- _REQUIRED WORK_
Return the listing word for word, as given.

- _DATA PROVIDED_
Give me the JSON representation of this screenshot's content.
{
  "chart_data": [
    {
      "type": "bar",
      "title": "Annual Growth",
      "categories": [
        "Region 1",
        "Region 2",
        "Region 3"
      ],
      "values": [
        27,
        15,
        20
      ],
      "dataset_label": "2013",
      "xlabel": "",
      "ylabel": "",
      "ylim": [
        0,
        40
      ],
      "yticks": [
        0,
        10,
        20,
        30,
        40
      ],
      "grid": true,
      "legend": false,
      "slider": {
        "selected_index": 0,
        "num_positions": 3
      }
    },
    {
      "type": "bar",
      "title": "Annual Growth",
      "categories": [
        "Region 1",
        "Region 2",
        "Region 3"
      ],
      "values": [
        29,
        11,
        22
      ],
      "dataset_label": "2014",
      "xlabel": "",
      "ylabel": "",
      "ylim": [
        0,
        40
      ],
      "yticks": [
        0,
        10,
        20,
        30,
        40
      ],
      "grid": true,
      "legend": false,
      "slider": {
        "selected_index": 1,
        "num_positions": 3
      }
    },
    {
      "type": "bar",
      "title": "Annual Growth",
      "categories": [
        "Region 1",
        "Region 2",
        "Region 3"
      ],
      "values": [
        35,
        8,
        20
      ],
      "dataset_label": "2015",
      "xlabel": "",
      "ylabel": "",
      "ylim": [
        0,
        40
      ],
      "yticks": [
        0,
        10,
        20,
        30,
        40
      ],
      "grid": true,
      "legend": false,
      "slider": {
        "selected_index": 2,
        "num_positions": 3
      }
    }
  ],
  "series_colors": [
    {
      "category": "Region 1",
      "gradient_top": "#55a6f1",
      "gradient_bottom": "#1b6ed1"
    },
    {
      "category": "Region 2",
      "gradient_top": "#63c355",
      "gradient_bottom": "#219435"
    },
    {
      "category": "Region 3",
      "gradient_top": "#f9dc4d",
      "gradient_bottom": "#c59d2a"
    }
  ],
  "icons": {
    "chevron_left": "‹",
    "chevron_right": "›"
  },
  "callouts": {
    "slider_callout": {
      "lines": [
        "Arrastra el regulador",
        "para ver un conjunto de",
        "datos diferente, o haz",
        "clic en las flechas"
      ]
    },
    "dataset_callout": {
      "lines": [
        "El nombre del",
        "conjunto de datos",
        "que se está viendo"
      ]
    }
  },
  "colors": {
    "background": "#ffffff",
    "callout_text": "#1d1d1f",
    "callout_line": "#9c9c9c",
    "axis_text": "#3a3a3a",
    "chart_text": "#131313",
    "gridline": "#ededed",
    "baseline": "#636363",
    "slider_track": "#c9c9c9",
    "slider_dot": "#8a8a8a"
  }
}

- _WRITTEN SOLUTION_
Give me the JSON representation of this screenshot's content.
{
  "chart_data": [
    {
      "type": "bar",
      "title": "Annual Growth",
      "categories": [
        "Region 1",
        "Region 2",
        "Region 3"
      ],
      "values": [
        27,
        15,
        20
      ],
      "dataset_label": "2013",
      "xlabel": "",
      "ylabel": "",
      "ylim": [
        0,
        40
      ],
      "yticks": [
        0,
        10,
        20,
        30,
        40
      ],
      "grid": true,
      "legend": false,
      "slider": {
        "selected_index": 0,
        "num_positions": 3
      }
    },
    {
      "type": "bar",
      "title": "Annual Growth",
      "categories": [
        "Region 1",
        "Region 2",
        "Region 3"
      ],
      "values": [
        29,
        11,
        22
      ],
      "dataset_label": "2014",
      "xlabel": "",
      "ylabel": "",
      "ylim": [
        0,
        40
      ],
      "yticks": [
        0,
        10,
        20,
        30,
        40
      ],
      "grid": true,
      "legend": false,
      "slider": {
        "selected_index": 1,
        "num_positions": 3
      }
    },
    {
      "type": "bar",
      "title": "Annual Growth",
      "categories": [
        "Region 1",
        "Region 2",
        "Region 3"
      ],
      "values": [
        35,
        8,
        20
      ],
      "dataset_label": "2015",
      "xlabel": "",
      "ylabel": "",
      "ylim": [
        0,
        40
      ],
      "yticks": [
        0,
        10,
        20,
        30,
        40
      ],
      "grid": true,
      "legend": false,
      "slider": {
        "selected_index": 2,
        "num_positions": 3
      }
    }
  ],
  "series_colors": [
    {
      "category": "Region 1",
      "gradient_top": "#55a6f1",
      "gradient_bottom": "#1b6ed1"
    },
    {
      "category": "Region 2",
      "gradient_top": "#63c355",
      "gradient_bottom": "#219435"
    },
    {
      "category": "Region 3",
      "gradient_top": "#f9dc4d",
      "gradient_bottom": "#c59d2a"
    }
  ],
  "icons": {
    "chevron_left": "‹",
    "chevron_right": "›"
  },
  "callouts": {
    "slider_callout": {
      "lines": [
        "Arrastra el regulador",
        "para ver un conjunto de",
        "datos diferente, o haz",
        "clic en las flechas"
      ]
    },
    "dataset_callout": {
      "lines": [
        "El nombre del",
        "conjunto de datos",
        "que se está viendo"
      ]
    }
  },
  "colors": {
    "background": "#ffffff",
    "callout_text": "#1d1d1f",
    "callout_line": "#9c9c9c",
    "axis_text": "#3a3a3a",
    "chart_text": "#131313",
    "gridline": "#ededed",
    "baseline": "#636363",
    "slider_track": "#c9c9c9",
    "slider_dot": "#8a8a8a"
  }
}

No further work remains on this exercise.